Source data
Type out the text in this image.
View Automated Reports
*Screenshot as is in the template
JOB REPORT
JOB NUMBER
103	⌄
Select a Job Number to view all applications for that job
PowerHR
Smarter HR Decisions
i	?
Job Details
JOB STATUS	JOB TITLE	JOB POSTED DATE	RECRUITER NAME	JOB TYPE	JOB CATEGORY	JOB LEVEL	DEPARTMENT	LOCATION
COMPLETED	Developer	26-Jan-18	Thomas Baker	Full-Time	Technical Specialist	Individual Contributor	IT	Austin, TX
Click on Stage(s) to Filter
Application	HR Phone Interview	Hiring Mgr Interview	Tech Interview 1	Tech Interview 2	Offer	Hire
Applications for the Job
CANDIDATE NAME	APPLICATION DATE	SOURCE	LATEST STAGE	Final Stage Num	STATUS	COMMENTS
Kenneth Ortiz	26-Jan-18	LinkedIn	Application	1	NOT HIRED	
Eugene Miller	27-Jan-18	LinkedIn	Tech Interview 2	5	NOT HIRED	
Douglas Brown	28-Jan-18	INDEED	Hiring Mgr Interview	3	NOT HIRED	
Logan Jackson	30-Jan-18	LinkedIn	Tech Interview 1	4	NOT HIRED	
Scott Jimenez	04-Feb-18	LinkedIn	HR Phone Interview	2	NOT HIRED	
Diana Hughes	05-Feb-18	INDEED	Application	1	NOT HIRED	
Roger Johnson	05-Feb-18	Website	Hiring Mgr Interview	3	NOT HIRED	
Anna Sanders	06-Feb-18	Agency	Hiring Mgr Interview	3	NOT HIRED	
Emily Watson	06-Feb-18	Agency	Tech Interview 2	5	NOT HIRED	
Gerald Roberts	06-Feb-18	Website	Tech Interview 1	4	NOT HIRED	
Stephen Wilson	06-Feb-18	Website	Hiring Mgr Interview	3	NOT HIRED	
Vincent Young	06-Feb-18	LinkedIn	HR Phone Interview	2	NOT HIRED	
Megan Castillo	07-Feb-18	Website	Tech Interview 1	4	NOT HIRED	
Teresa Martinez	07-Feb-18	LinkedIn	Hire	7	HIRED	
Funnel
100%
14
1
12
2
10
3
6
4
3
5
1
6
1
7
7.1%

--

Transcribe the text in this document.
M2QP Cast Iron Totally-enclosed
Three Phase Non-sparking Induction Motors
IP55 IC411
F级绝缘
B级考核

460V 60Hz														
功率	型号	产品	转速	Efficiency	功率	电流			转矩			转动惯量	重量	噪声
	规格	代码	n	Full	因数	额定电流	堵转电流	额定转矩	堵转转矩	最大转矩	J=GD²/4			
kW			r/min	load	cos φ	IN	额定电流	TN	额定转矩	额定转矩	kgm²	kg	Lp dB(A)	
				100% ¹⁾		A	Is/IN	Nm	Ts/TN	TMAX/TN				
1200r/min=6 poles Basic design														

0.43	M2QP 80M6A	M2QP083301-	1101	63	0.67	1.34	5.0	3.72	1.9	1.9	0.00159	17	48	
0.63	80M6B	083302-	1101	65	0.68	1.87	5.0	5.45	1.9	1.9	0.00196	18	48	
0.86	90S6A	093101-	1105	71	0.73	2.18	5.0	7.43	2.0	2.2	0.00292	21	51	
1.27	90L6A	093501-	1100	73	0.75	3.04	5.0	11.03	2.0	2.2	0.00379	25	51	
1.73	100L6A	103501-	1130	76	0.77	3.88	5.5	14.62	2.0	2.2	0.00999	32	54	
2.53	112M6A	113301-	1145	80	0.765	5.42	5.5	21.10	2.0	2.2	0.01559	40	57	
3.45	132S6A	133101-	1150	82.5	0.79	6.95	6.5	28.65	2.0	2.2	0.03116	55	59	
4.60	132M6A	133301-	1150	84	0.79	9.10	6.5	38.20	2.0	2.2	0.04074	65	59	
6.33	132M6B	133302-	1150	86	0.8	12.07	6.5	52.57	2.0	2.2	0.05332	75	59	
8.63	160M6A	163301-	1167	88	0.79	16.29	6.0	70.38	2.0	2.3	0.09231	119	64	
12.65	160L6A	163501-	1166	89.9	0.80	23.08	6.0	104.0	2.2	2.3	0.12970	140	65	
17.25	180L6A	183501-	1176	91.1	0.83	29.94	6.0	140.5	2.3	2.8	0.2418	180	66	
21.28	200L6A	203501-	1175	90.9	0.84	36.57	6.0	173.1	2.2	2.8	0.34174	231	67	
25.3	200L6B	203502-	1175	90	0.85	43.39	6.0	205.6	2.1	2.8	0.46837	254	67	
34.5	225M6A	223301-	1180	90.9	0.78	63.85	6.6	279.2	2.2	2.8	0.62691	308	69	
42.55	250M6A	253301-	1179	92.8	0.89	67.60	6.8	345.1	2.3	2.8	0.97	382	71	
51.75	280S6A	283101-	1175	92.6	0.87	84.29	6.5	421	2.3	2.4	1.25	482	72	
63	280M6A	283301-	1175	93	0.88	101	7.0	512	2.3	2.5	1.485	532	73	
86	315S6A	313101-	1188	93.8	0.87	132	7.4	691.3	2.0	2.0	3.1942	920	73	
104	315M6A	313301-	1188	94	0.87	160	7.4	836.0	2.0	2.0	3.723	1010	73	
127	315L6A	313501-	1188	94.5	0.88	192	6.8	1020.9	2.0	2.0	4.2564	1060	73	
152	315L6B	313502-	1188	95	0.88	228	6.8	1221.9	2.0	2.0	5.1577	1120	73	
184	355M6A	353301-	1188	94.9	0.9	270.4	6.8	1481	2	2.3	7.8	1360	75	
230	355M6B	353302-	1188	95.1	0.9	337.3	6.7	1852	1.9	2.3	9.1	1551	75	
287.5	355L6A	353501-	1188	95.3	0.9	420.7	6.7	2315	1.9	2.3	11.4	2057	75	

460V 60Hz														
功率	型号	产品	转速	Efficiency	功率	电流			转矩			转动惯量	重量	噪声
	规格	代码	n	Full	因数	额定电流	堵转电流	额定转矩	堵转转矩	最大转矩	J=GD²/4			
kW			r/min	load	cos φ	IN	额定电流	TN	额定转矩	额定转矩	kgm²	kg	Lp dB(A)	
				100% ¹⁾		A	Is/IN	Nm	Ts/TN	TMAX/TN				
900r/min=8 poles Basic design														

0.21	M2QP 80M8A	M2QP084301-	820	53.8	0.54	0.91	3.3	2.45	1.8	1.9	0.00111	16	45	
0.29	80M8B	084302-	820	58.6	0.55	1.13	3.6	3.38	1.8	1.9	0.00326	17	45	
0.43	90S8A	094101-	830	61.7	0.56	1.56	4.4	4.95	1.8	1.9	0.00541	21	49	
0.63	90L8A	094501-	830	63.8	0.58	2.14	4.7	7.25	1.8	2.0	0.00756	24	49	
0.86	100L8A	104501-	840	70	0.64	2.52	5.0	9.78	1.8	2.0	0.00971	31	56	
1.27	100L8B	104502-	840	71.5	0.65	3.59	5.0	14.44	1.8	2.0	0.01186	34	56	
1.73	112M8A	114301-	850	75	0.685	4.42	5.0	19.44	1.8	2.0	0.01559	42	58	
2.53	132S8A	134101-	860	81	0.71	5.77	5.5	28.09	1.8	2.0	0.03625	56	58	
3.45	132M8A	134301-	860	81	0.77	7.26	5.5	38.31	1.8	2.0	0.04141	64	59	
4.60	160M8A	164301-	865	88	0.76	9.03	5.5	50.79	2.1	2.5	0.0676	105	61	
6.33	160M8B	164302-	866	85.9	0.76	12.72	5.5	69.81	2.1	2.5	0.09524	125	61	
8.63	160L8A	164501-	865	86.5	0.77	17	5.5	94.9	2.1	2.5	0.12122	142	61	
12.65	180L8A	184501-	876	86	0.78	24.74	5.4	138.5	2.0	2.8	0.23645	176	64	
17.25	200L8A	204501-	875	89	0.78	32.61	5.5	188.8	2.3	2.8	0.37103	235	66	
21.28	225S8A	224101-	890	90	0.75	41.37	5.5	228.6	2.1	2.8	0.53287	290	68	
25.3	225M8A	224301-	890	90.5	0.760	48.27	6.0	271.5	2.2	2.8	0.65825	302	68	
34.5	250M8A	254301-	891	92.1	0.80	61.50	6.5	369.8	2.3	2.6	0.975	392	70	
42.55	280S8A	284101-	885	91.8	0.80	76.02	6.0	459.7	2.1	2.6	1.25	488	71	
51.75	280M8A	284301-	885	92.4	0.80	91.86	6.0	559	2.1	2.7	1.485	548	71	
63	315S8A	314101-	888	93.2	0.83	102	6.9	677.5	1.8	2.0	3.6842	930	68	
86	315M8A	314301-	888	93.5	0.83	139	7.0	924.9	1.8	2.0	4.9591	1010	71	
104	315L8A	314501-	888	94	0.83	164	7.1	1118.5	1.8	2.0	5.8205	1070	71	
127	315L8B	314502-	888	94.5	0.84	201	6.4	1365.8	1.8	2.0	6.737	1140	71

[Short problem] In the listing above, find the lines holding the word "NAME" and copy them.

[Full answer]
JOB STATUS	JOB TITLE	JOB POSTED DATE	RECRUITER NAME	JOB TYPE	JOB CATEGORY	JOB LEVEL	DEPARTMENT	LOCATION
CANDIDATE NAME	APPLICATION DATE	SOURCE	LATEST STAGE	Final Stage Num	STATUS	COMMENTS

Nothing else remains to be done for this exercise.